*INPUT RECORDS*.

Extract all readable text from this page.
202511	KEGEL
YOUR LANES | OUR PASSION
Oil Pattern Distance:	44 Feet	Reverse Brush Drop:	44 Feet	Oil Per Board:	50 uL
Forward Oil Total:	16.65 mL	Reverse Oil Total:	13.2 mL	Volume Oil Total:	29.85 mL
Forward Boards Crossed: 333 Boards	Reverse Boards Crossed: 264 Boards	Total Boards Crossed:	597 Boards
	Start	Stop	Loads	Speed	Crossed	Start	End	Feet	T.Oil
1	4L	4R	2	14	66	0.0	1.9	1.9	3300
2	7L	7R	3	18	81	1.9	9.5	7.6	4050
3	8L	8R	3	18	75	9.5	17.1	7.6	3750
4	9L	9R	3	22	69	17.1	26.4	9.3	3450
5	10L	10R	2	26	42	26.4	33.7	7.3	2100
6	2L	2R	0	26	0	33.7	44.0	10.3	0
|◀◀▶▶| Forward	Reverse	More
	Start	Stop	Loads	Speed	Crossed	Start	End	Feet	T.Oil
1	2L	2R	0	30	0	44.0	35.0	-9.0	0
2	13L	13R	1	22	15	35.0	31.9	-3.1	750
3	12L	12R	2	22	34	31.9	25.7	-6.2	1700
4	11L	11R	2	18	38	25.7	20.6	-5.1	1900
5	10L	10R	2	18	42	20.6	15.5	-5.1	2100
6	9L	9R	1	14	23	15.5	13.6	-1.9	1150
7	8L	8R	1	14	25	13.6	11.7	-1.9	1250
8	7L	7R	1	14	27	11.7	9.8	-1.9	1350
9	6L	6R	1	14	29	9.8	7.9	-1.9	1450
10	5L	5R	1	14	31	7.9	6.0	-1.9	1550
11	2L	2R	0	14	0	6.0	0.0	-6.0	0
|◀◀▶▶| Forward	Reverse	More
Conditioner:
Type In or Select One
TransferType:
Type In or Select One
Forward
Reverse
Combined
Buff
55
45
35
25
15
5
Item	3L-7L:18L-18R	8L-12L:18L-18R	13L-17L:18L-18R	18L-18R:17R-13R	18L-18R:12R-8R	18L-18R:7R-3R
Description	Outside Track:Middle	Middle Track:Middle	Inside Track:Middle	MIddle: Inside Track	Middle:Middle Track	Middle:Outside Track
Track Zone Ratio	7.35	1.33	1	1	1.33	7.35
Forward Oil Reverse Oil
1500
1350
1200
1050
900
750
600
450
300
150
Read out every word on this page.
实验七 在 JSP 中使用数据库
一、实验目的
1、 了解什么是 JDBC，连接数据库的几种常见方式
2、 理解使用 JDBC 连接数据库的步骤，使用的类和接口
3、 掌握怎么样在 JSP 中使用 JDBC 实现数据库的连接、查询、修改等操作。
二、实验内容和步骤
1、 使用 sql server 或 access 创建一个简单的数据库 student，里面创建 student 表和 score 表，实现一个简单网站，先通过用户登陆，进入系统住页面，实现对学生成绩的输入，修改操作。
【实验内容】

*WHAT TO PRODUCE*.
Quote, without any change, each line from the one that contains "Read out every word on this page." through the end of the material.

*RESPONSE FOR THIS EXERCISE*.
Read out every word on this page.
实验七 在 JSP 中使用数据库
一、实验目的
1、 了解什么是 JDBC，连接数据库的几种常见方式
2、 理解使用 JDBC 连接数据库的步骤，使用的类和接口
3、 掌握怎么样在 JSP 中使用 JDBC 实现数据库的连接、查询、修改等操作。
二、实验内容和步骤
1、 使用 sql server 或 access 创建一个简单的数据库 student，里面创建 student 表和 score 表，实现一个简单网站，先通过用户登陆，进入系统住页面，实现对学生成绩的输入，修改操作。
【实验内容】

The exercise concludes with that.